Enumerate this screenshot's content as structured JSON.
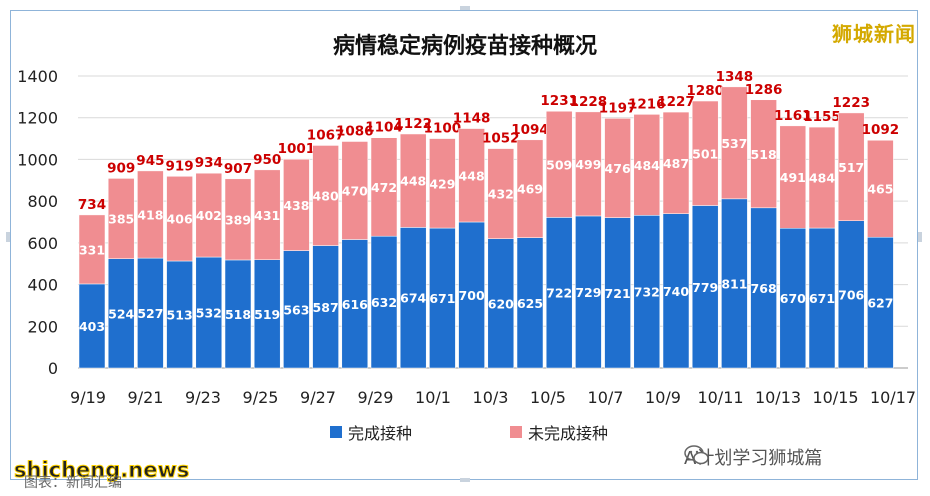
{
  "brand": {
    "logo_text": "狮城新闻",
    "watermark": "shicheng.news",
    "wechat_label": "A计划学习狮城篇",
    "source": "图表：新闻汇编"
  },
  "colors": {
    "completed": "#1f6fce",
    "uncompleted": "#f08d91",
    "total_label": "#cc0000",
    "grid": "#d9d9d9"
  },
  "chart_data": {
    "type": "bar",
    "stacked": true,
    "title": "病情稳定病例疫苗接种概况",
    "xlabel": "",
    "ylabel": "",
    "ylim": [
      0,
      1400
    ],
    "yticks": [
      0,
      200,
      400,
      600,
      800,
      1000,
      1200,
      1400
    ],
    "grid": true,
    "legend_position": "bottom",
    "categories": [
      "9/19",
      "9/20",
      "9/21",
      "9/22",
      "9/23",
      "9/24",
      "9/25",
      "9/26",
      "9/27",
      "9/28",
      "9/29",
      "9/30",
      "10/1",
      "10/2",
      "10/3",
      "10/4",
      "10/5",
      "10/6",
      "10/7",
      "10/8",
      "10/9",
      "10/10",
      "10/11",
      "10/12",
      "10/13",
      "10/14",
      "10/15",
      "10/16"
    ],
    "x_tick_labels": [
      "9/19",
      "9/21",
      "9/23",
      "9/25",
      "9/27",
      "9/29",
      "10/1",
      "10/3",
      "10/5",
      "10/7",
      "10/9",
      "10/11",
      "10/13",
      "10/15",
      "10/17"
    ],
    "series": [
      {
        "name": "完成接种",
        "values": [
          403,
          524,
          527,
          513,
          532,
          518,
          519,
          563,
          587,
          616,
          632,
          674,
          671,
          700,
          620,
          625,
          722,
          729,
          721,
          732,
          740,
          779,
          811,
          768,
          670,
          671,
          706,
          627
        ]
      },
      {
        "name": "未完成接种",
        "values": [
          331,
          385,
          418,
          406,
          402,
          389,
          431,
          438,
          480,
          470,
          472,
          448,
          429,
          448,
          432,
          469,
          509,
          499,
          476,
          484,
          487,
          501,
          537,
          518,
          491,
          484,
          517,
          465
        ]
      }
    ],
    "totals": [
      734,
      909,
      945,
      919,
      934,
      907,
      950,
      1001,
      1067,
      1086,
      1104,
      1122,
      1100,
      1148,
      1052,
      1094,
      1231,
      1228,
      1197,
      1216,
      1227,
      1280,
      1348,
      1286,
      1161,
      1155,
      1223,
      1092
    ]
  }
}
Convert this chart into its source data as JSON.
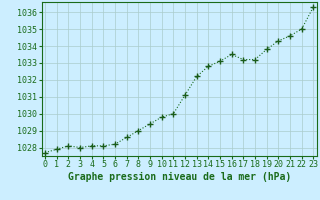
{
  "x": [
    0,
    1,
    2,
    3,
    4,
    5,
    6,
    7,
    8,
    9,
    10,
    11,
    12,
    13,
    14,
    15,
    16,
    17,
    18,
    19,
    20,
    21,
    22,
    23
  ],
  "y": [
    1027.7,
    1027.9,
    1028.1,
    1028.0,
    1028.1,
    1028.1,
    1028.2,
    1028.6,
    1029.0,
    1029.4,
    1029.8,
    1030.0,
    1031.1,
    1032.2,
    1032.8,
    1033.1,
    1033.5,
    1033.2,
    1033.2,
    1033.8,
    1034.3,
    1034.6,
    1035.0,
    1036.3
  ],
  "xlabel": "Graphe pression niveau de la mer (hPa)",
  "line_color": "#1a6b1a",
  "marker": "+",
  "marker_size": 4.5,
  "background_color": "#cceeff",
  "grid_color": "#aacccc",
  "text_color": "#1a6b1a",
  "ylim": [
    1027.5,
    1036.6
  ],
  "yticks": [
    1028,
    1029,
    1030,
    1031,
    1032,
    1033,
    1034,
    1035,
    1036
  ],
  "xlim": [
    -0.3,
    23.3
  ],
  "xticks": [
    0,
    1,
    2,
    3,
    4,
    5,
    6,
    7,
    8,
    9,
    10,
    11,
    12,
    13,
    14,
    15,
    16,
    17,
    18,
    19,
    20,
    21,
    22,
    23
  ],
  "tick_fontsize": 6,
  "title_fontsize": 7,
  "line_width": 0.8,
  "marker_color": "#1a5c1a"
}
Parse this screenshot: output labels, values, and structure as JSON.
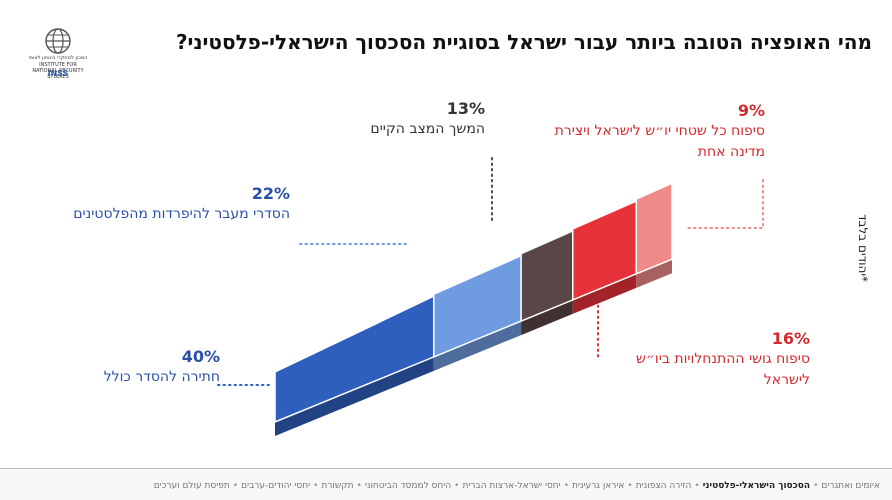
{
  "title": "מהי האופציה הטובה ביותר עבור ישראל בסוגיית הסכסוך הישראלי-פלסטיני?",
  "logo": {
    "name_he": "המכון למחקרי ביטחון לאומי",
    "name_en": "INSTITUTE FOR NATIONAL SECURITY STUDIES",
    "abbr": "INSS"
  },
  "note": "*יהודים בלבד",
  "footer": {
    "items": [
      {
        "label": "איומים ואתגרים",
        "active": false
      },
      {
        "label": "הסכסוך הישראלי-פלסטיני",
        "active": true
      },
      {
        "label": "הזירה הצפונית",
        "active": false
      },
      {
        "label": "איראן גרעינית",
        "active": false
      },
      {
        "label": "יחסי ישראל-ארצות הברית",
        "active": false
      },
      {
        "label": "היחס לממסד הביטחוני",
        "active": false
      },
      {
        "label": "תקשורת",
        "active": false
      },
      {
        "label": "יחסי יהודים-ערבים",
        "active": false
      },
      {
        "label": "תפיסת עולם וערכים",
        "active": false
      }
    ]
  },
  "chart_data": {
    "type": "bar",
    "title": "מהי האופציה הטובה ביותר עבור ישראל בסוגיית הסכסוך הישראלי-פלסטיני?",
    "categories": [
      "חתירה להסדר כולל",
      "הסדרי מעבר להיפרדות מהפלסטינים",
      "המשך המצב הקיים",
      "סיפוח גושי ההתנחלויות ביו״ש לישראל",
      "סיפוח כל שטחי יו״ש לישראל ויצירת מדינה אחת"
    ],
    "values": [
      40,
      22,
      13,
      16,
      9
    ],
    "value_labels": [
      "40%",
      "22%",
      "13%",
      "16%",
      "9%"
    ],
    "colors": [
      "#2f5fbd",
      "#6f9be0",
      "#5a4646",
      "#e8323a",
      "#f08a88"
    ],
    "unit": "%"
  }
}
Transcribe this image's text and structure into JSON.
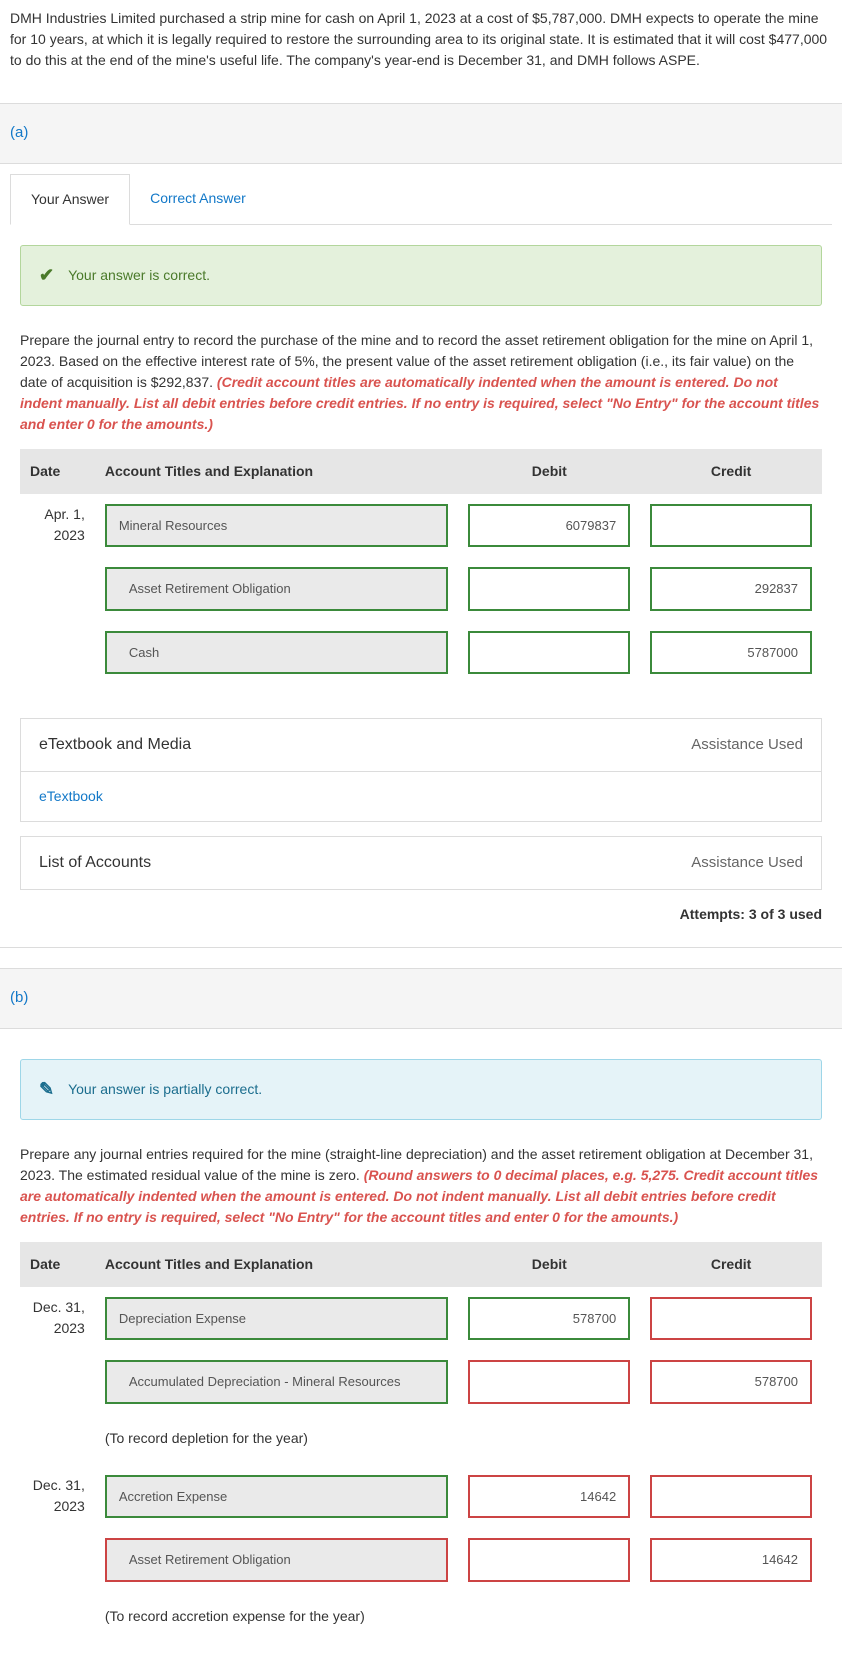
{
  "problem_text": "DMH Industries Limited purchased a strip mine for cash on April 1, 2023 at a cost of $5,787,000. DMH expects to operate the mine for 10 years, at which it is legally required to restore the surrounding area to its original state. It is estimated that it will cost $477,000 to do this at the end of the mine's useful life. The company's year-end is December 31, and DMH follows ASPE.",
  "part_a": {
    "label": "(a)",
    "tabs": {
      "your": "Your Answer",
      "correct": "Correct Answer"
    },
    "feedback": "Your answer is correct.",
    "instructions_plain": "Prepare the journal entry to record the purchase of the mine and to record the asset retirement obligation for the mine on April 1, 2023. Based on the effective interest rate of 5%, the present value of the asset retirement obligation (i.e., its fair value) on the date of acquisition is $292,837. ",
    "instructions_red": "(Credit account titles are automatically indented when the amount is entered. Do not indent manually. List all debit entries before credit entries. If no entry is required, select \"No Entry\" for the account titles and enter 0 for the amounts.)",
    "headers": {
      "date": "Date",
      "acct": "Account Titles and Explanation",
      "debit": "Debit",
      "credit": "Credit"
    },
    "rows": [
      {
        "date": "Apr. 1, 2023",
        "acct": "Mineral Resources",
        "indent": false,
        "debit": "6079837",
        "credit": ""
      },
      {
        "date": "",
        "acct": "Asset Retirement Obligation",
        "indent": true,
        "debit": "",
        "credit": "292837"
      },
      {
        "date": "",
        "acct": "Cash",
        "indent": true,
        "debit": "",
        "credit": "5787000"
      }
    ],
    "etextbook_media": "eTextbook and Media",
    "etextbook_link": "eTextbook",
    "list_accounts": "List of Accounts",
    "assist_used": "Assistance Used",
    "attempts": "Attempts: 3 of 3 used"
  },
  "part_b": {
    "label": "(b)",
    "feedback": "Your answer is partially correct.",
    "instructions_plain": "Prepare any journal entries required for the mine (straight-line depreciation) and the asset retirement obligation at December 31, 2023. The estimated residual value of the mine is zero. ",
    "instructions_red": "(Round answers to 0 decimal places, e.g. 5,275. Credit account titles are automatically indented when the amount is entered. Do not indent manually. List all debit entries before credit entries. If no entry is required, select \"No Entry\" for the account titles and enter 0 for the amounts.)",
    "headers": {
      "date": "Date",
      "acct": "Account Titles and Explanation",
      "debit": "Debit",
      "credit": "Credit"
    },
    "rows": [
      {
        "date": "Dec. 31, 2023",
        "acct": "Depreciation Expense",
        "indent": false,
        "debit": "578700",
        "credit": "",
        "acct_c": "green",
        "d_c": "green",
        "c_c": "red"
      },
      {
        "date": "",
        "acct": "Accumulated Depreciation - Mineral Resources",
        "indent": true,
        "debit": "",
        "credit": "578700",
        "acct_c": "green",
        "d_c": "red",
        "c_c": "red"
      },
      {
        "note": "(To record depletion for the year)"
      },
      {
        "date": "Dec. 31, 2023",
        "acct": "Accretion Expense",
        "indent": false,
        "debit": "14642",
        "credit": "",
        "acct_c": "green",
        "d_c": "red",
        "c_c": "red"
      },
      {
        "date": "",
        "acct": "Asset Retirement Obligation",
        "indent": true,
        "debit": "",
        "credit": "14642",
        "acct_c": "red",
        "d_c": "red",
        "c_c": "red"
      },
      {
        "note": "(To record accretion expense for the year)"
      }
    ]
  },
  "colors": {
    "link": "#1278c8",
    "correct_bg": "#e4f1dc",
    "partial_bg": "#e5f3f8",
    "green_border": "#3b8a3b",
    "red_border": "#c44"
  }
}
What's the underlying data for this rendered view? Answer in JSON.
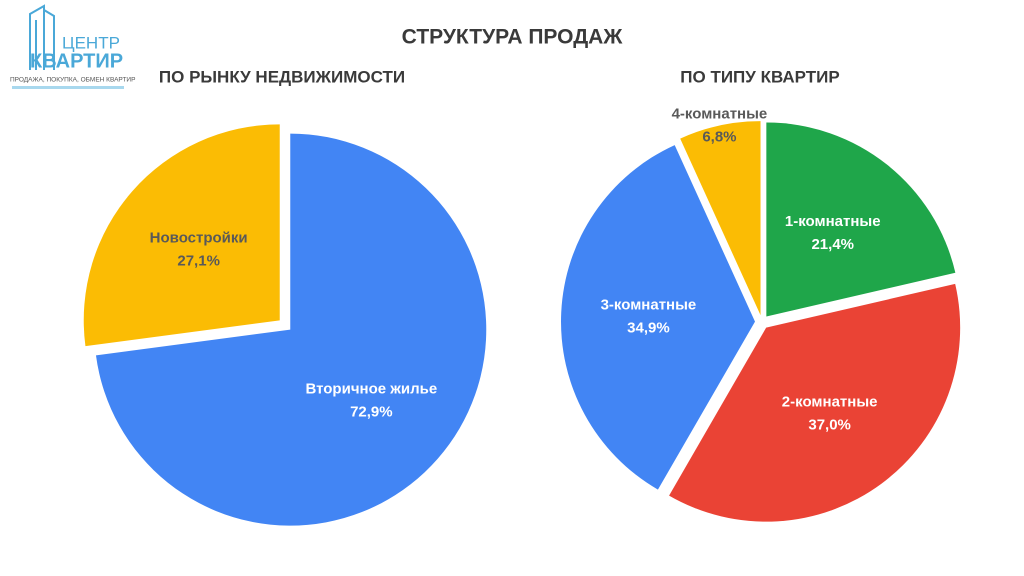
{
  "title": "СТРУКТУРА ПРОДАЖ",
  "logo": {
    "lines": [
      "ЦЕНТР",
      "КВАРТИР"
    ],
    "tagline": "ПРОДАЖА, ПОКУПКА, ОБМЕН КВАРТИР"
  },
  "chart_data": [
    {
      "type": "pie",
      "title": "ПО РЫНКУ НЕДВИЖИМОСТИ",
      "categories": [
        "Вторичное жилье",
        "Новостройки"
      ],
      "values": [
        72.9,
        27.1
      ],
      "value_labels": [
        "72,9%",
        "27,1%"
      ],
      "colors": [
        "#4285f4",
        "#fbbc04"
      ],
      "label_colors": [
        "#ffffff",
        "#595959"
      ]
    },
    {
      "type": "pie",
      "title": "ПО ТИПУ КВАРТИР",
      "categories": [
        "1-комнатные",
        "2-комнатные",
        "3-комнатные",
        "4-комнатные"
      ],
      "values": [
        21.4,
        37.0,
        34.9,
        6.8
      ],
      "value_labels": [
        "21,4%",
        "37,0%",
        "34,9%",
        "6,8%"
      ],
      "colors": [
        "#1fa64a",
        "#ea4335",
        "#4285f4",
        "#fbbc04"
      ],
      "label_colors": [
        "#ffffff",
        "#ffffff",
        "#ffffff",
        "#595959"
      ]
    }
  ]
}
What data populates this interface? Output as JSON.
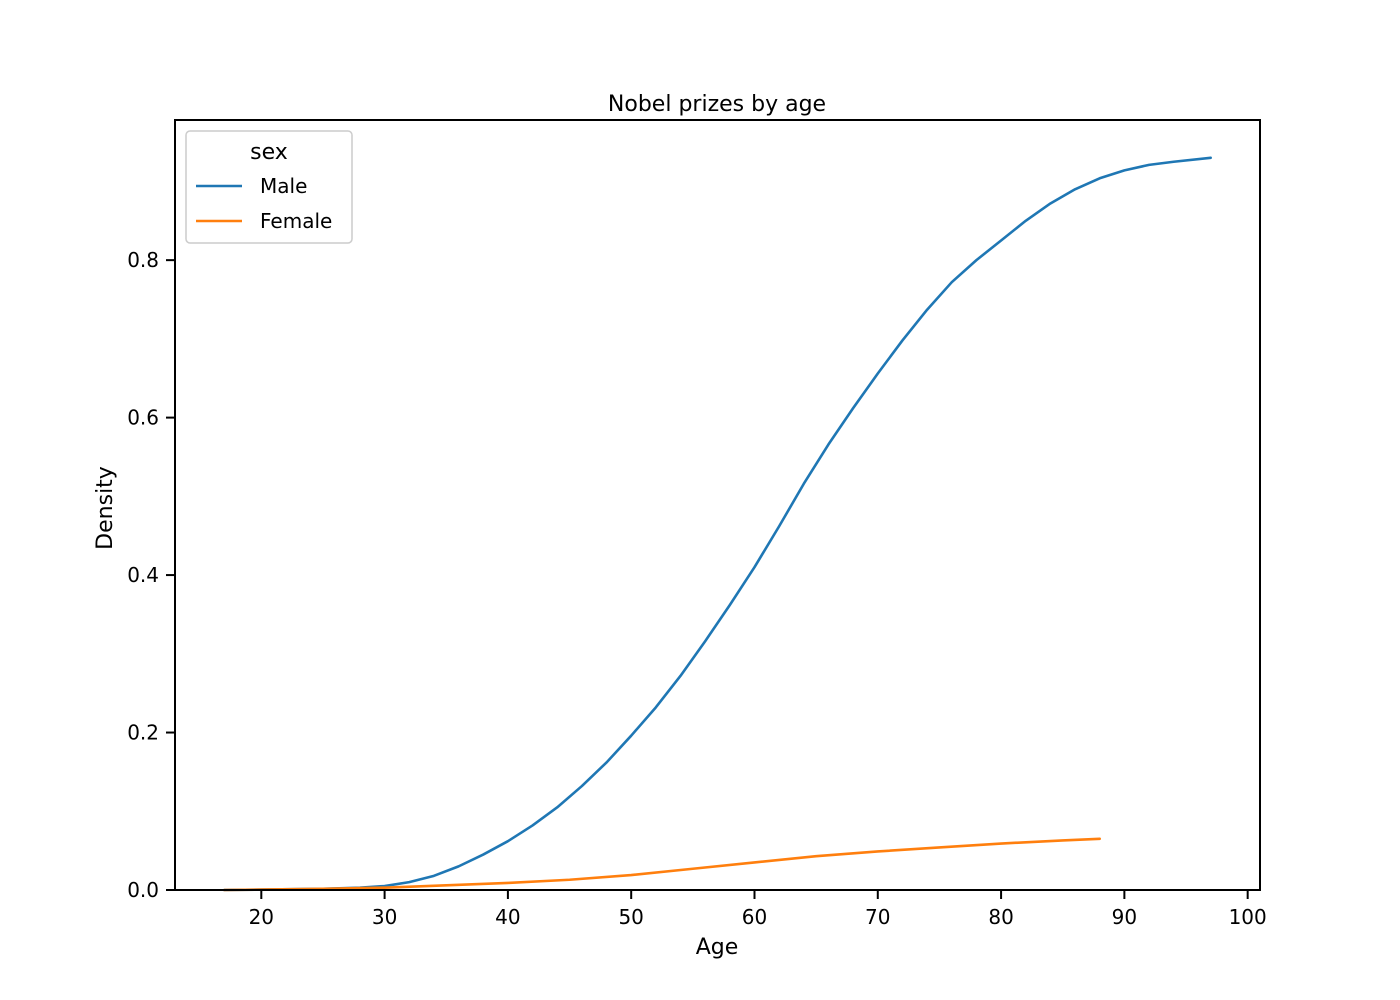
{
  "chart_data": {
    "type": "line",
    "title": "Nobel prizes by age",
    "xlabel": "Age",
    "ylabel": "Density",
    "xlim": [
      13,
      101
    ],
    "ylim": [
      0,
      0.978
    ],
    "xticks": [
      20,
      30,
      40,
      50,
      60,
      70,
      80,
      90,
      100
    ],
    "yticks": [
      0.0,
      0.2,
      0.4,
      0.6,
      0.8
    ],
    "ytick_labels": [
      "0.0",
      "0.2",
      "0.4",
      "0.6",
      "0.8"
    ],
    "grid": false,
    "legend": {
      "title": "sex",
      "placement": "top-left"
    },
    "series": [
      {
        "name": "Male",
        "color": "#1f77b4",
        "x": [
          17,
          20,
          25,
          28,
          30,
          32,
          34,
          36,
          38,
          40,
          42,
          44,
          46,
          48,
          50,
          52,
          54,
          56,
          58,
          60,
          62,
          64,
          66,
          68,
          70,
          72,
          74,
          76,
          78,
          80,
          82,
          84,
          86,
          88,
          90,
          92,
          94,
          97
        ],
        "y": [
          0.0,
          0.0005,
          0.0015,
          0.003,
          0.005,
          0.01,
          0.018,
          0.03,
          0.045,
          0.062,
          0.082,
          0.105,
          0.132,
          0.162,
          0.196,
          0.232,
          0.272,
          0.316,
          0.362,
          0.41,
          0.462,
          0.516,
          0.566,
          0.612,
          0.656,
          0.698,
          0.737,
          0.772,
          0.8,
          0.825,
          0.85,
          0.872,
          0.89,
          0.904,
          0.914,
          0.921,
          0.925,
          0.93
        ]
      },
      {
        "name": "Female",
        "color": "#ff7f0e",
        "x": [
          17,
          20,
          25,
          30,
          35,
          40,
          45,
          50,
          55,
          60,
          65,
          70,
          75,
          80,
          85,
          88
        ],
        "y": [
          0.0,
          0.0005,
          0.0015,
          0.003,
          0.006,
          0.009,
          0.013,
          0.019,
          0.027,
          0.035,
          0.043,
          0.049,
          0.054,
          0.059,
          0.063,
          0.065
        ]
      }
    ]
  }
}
+--
Tally the lines of the listing above that include the word "לישראל". Answer with the number alone.

2